# A couple from New Year's Eve Storm 8"



## cvalcik (Dec 19, 2007)

From Clifton Park, NY


----------



## grandview (Oct 9, 2005)

Looks like the same 2-4 inch snow we were suppose to get and and ended up with a foot on New Years Eve.


----------



## cvalcik (Dec 19, 2007)

yea, thought it would be a quick easy day. Instead it was 12 hours of plowing and too tired to party in the new year.


----------



## snow tender (Nov 30, 2008)

Same here 3 to 6 was more like 8 to 10


----------



## JTBitter (Oct 7, 2003)

Where in CP are these taken? I live there as well...off Waite Rd, near the tracks.


----------



## fordpsd (Aug 23, 2008)

Got some nice pics there, i was also out for 12 hours that day


----------



## LawnProLandscapes (Nov 15, 2007)
━━━━━━━━━━━━━━━━━━━━
→ Written problem 1
In the snowstorm thread, how many hours did cvalcik spend plowing on New Year's Eve?
→ Written problem 2
Write the next post in the snowstorm thread.
The data that comes after this thread has no connection to it.

→ Recorded information
━━━━━━━━━━━━━━━━━━━━
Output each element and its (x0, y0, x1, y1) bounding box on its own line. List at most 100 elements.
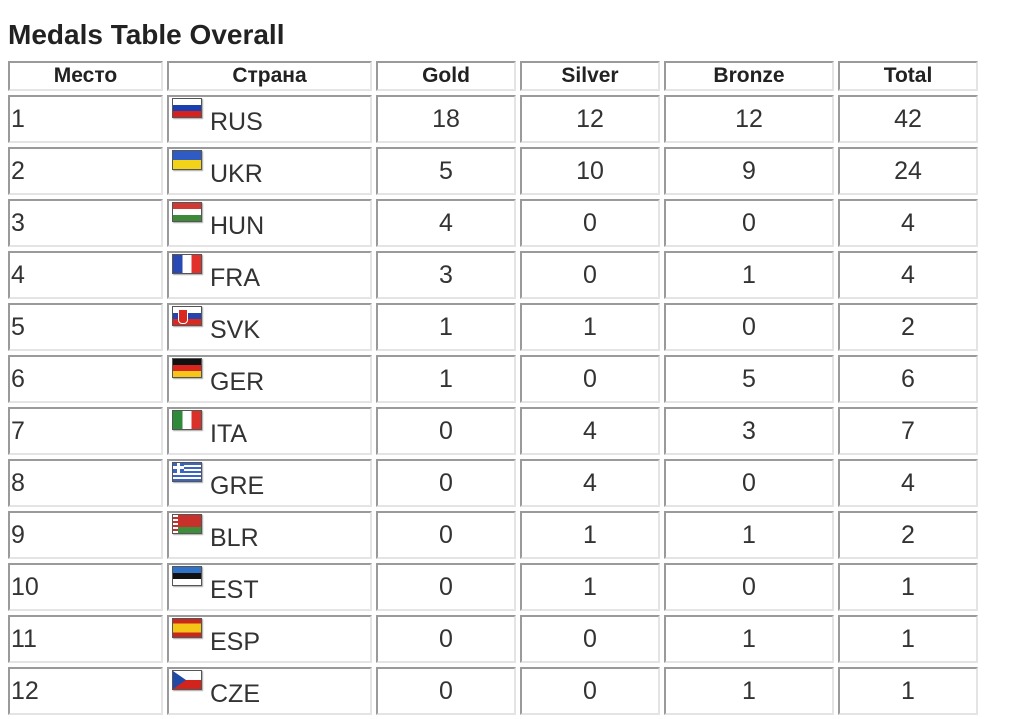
━━━━━━━━━━━━━━━━━━━━
→ Final result 1
12 hours

→ Final result 2
nice pics, and that was a fun storm  cvalcik go to the groups page and join the new york group.


----------



## rawdog (Feb 20, 2007)

JTBitter;704613 said:


> Where in CP are these taken? I live there as well...off Waite Rd, near the tracks.


looks like down towards scotia on freemans bridge road by all-seasons? atleast thats what the stwearts looks like.


----------



## Supper Grassy (May 31, 2007)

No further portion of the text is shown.